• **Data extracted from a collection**
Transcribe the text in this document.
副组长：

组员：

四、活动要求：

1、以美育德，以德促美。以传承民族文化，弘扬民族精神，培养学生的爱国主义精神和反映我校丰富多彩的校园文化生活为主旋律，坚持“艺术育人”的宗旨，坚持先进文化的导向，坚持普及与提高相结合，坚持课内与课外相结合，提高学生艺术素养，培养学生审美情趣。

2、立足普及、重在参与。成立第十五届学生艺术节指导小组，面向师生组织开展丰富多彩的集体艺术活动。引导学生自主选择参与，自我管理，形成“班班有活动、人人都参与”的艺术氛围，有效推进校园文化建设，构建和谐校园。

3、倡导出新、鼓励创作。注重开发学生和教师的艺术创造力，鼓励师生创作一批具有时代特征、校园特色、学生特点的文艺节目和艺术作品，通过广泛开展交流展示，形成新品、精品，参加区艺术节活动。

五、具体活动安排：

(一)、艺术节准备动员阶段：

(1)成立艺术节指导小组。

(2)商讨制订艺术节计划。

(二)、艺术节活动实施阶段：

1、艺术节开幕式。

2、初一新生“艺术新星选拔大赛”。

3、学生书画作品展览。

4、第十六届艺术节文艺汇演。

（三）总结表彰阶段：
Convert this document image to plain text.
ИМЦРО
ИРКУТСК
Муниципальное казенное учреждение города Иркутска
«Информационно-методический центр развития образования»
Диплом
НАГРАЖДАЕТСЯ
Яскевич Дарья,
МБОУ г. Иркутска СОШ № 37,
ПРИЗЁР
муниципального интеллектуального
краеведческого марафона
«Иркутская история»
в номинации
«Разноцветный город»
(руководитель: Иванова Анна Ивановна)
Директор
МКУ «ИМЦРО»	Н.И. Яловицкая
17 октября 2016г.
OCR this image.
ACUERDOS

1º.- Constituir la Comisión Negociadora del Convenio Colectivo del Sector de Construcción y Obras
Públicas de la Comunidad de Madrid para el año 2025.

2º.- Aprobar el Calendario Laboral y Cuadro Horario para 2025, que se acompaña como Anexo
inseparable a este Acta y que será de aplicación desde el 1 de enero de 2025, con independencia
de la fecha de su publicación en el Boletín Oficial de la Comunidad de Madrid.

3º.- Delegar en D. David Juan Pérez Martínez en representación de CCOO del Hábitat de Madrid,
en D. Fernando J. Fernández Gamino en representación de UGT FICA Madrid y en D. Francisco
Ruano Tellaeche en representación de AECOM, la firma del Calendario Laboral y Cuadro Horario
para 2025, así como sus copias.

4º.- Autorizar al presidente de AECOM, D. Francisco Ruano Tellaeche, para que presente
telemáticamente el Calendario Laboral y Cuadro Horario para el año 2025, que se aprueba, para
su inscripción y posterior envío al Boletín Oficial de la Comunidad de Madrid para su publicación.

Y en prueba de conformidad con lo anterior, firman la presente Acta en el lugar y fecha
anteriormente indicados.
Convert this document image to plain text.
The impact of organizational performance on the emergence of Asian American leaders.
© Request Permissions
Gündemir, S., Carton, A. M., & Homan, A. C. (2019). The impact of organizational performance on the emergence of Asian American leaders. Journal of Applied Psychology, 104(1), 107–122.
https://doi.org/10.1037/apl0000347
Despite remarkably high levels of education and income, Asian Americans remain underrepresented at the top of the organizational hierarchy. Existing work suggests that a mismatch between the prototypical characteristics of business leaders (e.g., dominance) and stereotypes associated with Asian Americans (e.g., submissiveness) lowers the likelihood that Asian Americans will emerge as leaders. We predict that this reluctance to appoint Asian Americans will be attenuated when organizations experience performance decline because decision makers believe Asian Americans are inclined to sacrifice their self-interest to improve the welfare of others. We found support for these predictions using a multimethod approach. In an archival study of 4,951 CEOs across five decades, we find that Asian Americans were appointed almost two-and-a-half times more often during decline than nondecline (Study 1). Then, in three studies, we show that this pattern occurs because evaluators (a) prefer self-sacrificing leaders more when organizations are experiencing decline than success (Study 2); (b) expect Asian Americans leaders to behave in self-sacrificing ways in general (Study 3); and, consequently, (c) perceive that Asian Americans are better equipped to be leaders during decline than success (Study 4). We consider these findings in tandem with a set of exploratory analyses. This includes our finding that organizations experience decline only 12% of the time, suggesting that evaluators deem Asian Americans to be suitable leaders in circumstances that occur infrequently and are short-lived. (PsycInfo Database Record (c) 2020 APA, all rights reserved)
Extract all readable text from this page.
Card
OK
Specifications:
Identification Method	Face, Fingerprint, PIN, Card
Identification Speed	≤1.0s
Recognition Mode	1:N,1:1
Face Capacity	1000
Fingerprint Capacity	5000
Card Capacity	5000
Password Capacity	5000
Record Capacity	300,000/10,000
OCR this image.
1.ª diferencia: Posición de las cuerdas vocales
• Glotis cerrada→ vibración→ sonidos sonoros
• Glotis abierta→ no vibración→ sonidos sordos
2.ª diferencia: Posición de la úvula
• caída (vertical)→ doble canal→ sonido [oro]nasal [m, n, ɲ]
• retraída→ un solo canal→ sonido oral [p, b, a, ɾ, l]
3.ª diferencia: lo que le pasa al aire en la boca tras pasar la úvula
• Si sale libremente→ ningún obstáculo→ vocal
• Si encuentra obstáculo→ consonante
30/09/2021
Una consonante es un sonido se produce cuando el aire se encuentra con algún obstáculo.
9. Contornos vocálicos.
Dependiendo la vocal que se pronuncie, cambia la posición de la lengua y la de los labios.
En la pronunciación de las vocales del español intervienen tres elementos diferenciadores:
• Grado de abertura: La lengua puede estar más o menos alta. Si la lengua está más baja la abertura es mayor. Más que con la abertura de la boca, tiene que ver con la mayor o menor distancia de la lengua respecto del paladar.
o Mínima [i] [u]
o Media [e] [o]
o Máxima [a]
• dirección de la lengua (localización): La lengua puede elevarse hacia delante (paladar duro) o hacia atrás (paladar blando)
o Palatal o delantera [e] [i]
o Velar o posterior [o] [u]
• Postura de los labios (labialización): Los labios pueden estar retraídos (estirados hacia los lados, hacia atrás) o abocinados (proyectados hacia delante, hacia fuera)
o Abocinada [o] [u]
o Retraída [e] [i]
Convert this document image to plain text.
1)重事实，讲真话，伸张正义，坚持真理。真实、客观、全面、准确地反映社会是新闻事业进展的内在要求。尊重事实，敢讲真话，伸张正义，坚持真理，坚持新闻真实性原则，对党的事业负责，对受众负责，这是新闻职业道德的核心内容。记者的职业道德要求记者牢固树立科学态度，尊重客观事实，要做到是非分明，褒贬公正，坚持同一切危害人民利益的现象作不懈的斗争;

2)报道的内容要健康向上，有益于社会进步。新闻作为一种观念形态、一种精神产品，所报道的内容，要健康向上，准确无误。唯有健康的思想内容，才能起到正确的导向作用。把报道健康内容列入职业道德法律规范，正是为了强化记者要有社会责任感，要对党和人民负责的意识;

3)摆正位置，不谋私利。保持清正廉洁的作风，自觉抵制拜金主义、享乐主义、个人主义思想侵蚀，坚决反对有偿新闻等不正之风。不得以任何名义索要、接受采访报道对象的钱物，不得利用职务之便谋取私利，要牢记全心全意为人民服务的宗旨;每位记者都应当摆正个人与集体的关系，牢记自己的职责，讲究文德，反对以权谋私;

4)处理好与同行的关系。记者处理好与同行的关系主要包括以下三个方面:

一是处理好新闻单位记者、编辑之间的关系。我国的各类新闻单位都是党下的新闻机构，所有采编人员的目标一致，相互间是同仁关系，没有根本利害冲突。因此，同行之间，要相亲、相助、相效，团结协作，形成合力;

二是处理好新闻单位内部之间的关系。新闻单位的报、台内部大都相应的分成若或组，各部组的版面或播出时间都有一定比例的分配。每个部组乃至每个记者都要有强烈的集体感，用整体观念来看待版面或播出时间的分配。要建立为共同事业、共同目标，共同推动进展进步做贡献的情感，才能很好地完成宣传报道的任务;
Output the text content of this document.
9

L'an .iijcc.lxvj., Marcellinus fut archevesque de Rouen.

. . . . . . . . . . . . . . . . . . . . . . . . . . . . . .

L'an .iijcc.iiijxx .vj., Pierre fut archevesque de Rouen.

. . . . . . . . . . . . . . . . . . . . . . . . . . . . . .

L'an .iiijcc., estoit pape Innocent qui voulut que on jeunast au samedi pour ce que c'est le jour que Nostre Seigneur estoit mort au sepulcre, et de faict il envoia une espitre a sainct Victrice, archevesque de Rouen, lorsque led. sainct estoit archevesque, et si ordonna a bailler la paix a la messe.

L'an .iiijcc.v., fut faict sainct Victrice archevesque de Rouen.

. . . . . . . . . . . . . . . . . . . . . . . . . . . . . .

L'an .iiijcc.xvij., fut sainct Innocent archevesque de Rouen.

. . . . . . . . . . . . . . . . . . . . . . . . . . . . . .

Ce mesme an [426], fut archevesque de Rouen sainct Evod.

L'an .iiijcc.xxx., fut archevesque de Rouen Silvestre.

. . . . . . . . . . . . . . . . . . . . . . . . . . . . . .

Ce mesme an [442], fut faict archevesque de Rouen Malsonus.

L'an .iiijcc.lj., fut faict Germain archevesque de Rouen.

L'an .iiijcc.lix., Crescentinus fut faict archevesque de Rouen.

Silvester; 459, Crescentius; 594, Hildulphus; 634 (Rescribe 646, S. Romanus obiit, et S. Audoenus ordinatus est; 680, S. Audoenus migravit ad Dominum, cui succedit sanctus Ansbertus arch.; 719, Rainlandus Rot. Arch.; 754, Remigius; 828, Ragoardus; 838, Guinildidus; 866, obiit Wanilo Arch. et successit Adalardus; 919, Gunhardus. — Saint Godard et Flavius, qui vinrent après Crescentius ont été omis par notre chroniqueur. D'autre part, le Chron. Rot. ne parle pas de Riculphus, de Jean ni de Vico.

• **Task description**
Count the lines of the material that include the word "como", then state only the total.

• **Solution to the problem**
2